## [TASK GOAL]
Search the material for "Number" and show all lines that contain it.

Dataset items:
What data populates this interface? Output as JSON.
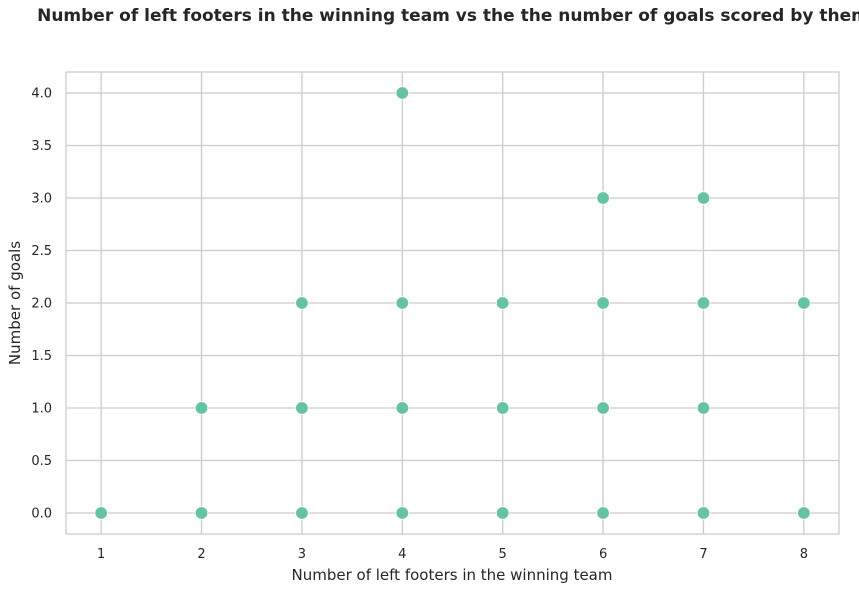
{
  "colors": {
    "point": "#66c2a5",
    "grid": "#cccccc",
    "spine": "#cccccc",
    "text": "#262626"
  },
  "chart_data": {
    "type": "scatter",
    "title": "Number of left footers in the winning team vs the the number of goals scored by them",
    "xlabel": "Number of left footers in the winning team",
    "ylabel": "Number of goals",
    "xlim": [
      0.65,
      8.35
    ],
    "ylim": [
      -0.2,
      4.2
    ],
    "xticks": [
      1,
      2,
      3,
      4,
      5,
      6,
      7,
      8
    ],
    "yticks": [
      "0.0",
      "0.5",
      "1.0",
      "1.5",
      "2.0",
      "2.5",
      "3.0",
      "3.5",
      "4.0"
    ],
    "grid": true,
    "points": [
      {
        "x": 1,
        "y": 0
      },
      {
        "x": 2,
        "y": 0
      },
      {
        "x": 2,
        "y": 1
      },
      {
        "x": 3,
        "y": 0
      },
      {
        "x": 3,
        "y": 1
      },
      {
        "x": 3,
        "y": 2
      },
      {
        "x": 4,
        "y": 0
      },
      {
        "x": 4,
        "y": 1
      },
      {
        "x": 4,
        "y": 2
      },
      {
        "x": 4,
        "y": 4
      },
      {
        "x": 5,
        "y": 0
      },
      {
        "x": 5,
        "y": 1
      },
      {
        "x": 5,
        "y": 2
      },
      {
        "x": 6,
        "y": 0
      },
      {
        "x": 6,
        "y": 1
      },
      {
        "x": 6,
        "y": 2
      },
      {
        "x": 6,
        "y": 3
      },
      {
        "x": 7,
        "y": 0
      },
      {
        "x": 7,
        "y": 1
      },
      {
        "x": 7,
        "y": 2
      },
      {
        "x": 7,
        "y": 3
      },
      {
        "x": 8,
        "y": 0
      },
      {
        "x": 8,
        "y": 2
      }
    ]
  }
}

...

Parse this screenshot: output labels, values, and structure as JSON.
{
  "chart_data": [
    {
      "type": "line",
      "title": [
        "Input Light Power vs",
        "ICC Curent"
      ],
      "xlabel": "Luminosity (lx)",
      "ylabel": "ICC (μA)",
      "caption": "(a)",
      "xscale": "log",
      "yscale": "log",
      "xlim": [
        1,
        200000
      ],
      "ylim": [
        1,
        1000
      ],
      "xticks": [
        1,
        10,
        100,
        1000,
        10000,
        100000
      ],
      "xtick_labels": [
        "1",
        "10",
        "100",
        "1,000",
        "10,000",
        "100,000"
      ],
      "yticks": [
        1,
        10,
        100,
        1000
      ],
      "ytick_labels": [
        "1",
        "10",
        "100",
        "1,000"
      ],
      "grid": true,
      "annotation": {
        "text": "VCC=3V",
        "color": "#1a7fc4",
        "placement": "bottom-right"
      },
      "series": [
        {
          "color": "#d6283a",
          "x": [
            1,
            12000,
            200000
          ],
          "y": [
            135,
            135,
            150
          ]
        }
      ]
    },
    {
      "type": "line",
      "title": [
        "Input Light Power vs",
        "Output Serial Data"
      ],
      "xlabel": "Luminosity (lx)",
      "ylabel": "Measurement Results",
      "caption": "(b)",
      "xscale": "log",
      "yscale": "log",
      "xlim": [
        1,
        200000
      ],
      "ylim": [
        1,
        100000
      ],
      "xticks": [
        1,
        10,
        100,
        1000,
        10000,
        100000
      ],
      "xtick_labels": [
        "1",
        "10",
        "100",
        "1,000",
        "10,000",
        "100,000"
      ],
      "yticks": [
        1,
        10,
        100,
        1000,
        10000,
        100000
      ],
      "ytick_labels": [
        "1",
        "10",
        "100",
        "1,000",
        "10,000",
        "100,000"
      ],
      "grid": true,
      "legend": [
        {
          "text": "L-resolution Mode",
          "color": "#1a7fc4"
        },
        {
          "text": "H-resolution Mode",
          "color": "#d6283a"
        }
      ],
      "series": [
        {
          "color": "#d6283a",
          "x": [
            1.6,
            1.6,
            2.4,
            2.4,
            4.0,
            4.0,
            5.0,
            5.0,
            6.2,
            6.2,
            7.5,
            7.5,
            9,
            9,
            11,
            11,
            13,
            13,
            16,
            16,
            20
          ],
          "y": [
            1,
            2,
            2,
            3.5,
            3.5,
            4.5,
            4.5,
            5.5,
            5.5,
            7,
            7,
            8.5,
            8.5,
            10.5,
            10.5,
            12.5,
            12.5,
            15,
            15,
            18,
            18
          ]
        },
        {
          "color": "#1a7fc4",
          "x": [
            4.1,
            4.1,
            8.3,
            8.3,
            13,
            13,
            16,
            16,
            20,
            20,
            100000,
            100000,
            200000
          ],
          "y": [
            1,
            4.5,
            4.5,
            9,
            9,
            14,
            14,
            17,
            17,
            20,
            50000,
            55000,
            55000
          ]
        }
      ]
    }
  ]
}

## [EXERCISE RESPONSE]
    "title": "Number of left footers in the winning team vs the the number of goals scored by them",
    "xlabel": "Number of left footers in the winning team",
    "ylabel": "Number of goals",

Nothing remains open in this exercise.